§ WHAT THE TASK ASKS
Write out the listing exactly as it is given.

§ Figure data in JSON
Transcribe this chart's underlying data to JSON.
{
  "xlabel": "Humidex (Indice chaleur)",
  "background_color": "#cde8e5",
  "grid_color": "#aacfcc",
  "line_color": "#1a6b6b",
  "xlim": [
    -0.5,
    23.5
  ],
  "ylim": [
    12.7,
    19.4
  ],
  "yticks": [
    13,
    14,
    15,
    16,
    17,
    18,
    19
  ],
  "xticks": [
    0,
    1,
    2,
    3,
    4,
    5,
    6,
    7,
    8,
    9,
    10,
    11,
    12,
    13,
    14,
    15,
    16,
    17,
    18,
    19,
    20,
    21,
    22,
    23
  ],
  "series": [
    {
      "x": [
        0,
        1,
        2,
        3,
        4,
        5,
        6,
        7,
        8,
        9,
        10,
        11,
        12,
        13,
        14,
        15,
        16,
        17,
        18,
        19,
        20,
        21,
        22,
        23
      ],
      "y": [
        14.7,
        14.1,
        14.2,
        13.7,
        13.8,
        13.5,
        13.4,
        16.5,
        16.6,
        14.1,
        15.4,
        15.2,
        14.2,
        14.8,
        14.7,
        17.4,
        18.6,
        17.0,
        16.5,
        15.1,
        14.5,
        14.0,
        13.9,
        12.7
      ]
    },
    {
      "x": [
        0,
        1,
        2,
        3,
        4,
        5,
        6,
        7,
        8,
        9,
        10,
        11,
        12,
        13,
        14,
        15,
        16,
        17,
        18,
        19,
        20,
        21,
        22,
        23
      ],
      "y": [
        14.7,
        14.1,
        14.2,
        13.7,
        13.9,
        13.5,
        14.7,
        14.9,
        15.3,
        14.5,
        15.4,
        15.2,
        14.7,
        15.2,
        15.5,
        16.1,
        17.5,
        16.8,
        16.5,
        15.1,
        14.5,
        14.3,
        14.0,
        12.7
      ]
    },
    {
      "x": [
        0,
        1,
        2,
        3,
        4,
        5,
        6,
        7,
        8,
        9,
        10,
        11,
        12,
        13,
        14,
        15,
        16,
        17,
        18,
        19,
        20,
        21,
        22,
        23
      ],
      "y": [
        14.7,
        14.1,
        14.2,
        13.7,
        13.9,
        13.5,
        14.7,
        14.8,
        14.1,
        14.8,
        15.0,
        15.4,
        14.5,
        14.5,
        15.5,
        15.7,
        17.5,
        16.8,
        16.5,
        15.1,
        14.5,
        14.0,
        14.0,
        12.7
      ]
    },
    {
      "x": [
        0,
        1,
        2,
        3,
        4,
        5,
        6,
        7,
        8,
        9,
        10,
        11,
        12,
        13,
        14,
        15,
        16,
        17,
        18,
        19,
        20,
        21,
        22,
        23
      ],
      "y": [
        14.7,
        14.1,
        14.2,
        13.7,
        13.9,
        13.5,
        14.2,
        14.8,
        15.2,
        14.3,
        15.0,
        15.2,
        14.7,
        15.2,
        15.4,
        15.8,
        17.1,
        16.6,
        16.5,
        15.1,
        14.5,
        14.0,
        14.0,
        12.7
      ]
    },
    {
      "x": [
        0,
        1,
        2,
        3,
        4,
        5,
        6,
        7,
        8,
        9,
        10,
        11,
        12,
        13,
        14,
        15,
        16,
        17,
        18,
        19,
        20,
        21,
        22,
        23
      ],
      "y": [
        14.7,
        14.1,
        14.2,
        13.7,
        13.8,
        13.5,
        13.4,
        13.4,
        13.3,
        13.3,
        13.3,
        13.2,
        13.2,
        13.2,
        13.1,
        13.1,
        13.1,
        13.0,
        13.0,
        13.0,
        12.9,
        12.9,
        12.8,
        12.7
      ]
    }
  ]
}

§ COMPLETE ANSWER
Transcribe this chart's underlying data to JSON.
{
  "xlabel": "Humidex (Indice chaleur)",
  "background_color": "#cde8e5",
  "grid_color": "#aacfcc",
  "line_color": "#1a6b6b",
  "xlim": [
    -0.5,
    23.5
  ],
  "ylim": [
    12.7,
    19.4
  ],
  "yticks": [
    13,
    14,
    15,
    16,
    17,
    18,
    19
  ],
  "xticks": [
    0,
    1,
    2,
    3,
    4,
    5,
    6,
    7,
    8,
    9,
    10,
    11,
    12,
    13,
    14,
    15,
    16,
    17,
    18,
    19,
    20,
    21,
    22,
    23
  ],
  "series": [
    {
      "x": [
        0,
        1,
        2,
        3,
        4,
        5,
        6,
        7,
        8,
        9,
        10,
        11,
        12,
        13,
        14,
        15,
        16,
        17,
        18,
        19,
        20,
        21,
        22,
        23
      ],
      "y": [
        14.7,
        14.1,
        14.2,
        13.7,
        13.8,
        13.5,
        13.4,
        16.5,
        16.6,
        14.1,
        15.4,
        15.2,
        14.2,
        14.8,
        14.7,
        17.4,
        18.6,
        17.0,
        16.5,
        15.1,
        14.5,
        14.0,
        13.9,
        12.7
      ]
    },
    {
      "x": [
        0,
        1,
        2,
        3,
        4,
        5,
        6,
        7,
        8,
        9,
        10,
        11,
        12,
        13,
        14,
        15,
        16,
        17,
        18,
        19,
        20,
        21,
        22,
        23
      ],
      "y": [
        14.7,
        14.1,
        14.2,
        13.7,
        13.9,
        13.5,
        14.7,
        14.9,
        15.3,
        14.5,
        15.4,
        15.2,
        14.7,
        15.2,
        15.5,
        16.1,
        17.5,
        16.8,
        16.5,
        15.1,
        14.5,
        14.3,
        14.0,
        12.7
      ]
    },
    {
      "x": [
        0,
        1,
        2,
        3,
        4,
        5,
        6,
        7,
        8,
        9,
        10,
        11,
        12,
        13,
        14,
        15,
        16,
        17,
        18,
        19,
        20,
        21,
        22,
        23
      ],
      "y": [
        14.7,
        14.1,
        14.2,
        13.7,
        13.9,
        13.5,
        14.7,
        14.8,
        14.1,
        14.8,
        15.0,
        15.4,
        14.5,
        14.5,
        15.5,
        15.7,
        17.5,
        16.8,
        16.5,
        15.1,
        14.5,
        14.0,
        14.0,
        12.7
      ]
    },
    {
      "x": [
        0,
        1,
        2,
        3,
        4,
        5,
        6,
        7,
        8,
        9,
        10,
        11,
        12,
        13,
        14,
        15,
        16,
        17,
        18,
        19,
        20,
        21,
        22,
        23
      ],
      "y": [
        14.7,
        14.1,
        14.2,
        13.7,
        13.9,
        13.5,
        14.2,
        14.8,
        15.2,
        14.3,
        15.0,
        15.2,
        14.7,
        15.2,
        15.4,
        15.8,
        17.1,
        16.6,
        16.5,
        15.1,
        14.5,
        14.0,
        14.0,
        12.7
      ]
    },
    {
      "x": [
        0,
        1,
        2,
        3,
        4,
        5,
        6,
        7,
        8,
        9,
        10,
        11,
        12,
        13,
        14,
        15,
        16,
        17,
        18,
        19,
        20,
        21,
        22,
        23
      ],
      "y": [
        14.7,
        14.1,
        14.2,
        13.7,
        13.8,
        13.5,
        13.4,
        13.4,
        13.3,
        13.3,
        13.3,
        13.2,
        13.2,
        13.2,
        13.1,
        13.1,
        13.1,
        13.0,
        13.0,
        13.0,
        12.9,
        12.9,
        12.8,
        12.7
      ]
    }
  ]
}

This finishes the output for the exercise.